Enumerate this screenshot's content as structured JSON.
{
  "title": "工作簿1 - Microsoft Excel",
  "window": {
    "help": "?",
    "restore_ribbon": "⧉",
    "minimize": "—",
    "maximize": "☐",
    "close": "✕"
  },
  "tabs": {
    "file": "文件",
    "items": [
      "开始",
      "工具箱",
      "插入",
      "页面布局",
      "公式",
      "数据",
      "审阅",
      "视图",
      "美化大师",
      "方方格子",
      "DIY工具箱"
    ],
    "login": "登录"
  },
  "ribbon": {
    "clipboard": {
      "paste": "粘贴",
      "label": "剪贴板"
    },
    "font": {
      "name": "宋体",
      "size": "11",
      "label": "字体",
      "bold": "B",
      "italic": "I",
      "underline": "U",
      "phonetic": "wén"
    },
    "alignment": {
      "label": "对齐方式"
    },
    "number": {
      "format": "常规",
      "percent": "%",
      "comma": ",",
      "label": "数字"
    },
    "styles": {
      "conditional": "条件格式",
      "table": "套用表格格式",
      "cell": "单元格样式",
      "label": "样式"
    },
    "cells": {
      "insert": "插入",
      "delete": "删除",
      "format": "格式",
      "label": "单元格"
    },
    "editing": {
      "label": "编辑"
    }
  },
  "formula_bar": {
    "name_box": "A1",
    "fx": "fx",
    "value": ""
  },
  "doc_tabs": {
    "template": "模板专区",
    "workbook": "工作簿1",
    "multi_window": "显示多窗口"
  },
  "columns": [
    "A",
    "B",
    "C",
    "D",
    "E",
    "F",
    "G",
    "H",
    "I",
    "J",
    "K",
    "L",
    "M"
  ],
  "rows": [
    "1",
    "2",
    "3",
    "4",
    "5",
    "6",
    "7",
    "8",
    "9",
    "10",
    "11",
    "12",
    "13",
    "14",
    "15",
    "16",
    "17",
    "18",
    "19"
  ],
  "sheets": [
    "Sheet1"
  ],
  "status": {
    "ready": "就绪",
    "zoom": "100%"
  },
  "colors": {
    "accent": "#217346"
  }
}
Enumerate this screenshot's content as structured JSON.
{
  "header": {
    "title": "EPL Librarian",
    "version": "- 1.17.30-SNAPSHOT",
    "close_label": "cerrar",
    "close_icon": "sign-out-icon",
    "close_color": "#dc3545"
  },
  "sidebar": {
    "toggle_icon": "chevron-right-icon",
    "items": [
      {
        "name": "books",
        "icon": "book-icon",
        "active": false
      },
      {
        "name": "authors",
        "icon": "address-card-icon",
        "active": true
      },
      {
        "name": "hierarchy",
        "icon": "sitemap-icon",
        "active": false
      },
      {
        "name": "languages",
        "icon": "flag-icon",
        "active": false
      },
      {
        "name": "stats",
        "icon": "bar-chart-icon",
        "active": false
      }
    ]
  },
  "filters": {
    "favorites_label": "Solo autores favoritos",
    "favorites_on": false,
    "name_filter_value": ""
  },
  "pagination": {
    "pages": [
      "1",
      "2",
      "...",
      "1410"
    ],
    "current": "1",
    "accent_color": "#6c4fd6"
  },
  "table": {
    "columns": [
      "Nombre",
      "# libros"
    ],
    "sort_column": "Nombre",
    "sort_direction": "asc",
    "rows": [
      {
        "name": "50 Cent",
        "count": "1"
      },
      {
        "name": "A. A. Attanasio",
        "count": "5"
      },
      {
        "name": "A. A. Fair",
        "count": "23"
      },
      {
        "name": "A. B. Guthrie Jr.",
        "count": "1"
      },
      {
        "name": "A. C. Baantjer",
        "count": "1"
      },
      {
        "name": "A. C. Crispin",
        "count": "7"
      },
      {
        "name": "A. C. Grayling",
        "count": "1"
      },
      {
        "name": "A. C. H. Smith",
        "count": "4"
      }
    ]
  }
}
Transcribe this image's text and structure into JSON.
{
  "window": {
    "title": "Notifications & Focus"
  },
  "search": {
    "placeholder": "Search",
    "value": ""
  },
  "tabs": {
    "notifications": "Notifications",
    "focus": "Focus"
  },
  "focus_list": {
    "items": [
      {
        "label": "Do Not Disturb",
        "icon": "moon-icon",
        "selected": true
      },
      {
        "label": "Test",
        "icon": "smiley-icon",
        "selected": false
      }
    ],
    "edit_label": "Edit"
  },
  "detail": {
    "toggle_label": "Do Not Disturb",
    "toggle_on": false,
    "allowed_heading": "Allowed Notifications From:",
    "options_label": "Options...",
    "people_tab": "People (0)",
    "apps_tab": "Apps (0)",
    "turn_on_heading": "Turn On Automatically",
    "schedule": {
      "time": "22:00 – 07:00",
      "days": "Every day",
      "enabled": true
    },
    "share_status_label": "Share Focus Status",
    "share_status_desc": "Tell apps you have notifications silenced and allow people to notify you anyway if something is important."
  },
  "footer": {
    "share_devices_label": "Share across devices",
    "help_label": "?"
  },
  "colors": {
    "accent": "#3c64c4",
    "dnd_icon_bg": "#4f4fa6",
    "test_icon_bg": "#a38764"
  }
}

========================

* **INSTRUCTIONS FOR THE TASK**
Repeat the listing above without any change.

* **CORRECT OUTPUT**
Enumerate this screenshot's content as structured JSON.
{
  "title": "工作簿1 - Microsoft Excel",
  "window": {
    "help": "?",
    "restore_ribbon": "⧉",
    "minimize": "—",
    "maximize": "☐",
    "close": "✕"
  },
  "tabs": {
    "file": "文件",
    "items": [
      "开始",
      "工具箱",
      "插入",
      "页面布局",
      "公式",
      "数据",
      "审阅",
      "视图",
      "美化大师",
      "方方格子",
      "DIY工具箱"
    ],
    "login": "登录"
  },
  "ribbon": {
    "clipboard": {
      "paste": "粘贴",
      "label": "剪贴板"
    },
    "font": {
      "name": "宋体",
      "size": "11",
      "label": "字体",
      "bold": "B",
      "italic": "I",
      "underline": "U",
      "phonetic": "wén"
    },
    "alignment": {
      "label": "对齐方式"
    },
    "number": {
      "format": "常规",
      "percent": "%",
      "comma": ",",
      "label": "数字"
    },
    "styles": {
      "conditional": "条件格式",
      "table": "套用表格格式",
      "cell": "单元格样式",
      "label": "样式"
    },
    "cells": {
      "insert": "插入",
      "delete": "删除",
      "format": "格式",
      "label": "单元格"
    },
    "editing": {
      "label": "编辑"
    }
  },
  "formula_bar": {
    "name_box": "A1",
    "fx": "fx",
    "value": ""
  },
  "doc_tabs": {
    "template": "模板专区",
    "workbook": "工作簿1",
    "multi_window": "显示多窗口"
  },
  "columns": [
    "A",
    "B",
    "C",
    "D",
    "E",
    "F",
    "G",
    "H",
    "I",
    "J",
    "K",
    "L",
    "M"
  ],
  "rows": [
    "1",
    "2",
    "3",
    "4",
    "5",
    "6",
    "7",
    "8",
    "9",
    "10",
    "11",
    "12",
    "13",
    "14",
    "15",
    "16",
    "17",
    "18",
    "19"
  ],
  "sheets": [
    "Sheet1"
  ],
  "status": {
    "ready": "就绪",
    "zoom": "100%"
  },
  "colors": {
    "accent": "#217346"
  }
}
Enumerate this screenshot's content as structured JSON.
{
  "header": {
    "title": "EPL Librarian",
    "version": "- 1.17.30-SNAPSHOT",
    "close_label": "cerrar",
    "close_icon": "sign-out-icon",
    "close_color": "#dc3545"
  },
  "sidebar": {
    "toggle_icon": "chevron-right-icon",
    "items": [
      {
        "name": "books",
        "icon": "book-icon",
        "active": false
      },
      {
        "name": "authors",
        "icon": "address-card-icon",
        "active": true
      },
      {
        "name": "hierarchy",
        "icon": "sitemap-icon",
        "active": false
      },
      {
        "name": "languages",
        "icon": "flag-icon",
        "active": false
      },
      {
        "name": "stats",
        "icon": "bar-chart-icon",
        "active": false
      }
    ]
  },
  "filters": {
    "favorites_label": "Solo autores favoritos",
    "favorites_on": false,
    "name_filter_value": ""
  },
  "pagination": {
    "pages": [
      "1",
      "2",
      "...",
      "1410"
    ],
    "current": "1",
    "accent_color": "#6c4fd6"
  },
  "table": {
    "columns": [
      "Nombre",
      "# libros"
    ],
    "sort_column": "Nombre",
    "sort_direction": "asc",
    "rows": [
      {
        "name": "50 Cent",
        "count": "1"
      },
      {
        "name": "A. A. Attanasio",
        "count": "5"
      },
      {
        "name": "A. A. Fair",
        "count": "23"
      },
      {
        "name": "A. B. Guthrie Jr.",
        "count": "1"
      },
      {
        "name": "A. C. Baantjer",
        "count": "1"
      },
      {
        "name": "A. C. Crispin",
        "count": "7"
      },
      {
        "name": "A. C. Grayling",
        "count": "1"
      },
      {
        "name": "A. C. H. Smith",
        "count": "4"
      }
    ]
  }
}
Transcribe this image's text and structure into JSON.
{
  "window": {
    "title": "Notifications & Focus"
  },
  "search": {
    "placeholder": "Search",
    "value": ""
  },
  "tabs": {
    "notifications": "Notifications",
    "focus": "Focus"
  },
  "focus_list": {
    "items": [
      {
        "label": "Do Not Disturb",
        "icon": "moon-icon",
        "selected": true
      },
      {
        "label": "Test",
        "icon": "smiley-icon",
        "selected": false
      }
    ],
    "edit_label": "Edit"
  },
  "detail": {
    "toggle_label": "Do Not Disturb",
    "toggle_on": false,
    "allowed_heading": "Allowed Notifications From:",
    "options_label": "Options...",
    "people_tab": "People (0)",
    "apps_tab": "Apps (0)",
    "turn_on_heading": "Turn On Automatically",
    "schedule": {
      "time": "22:00 – 07:00",
      "days": "Every day",
      "enabled": true
    },
    "share_status_label": "Share Focus Status",
    "share_status_desc": "Tell apps you have notifications silenced and allow people to notify you anyway if something is important."
  },
  "footer": {
    "share_devices_label": "Share across devices",
    "help_label": "?"
  },
  "colors": {
    "accent": "#3c64c4",
    "dnd_icon_bg": "#4f4fa6",
    "test_icon_bg": "#a38764"
  }
}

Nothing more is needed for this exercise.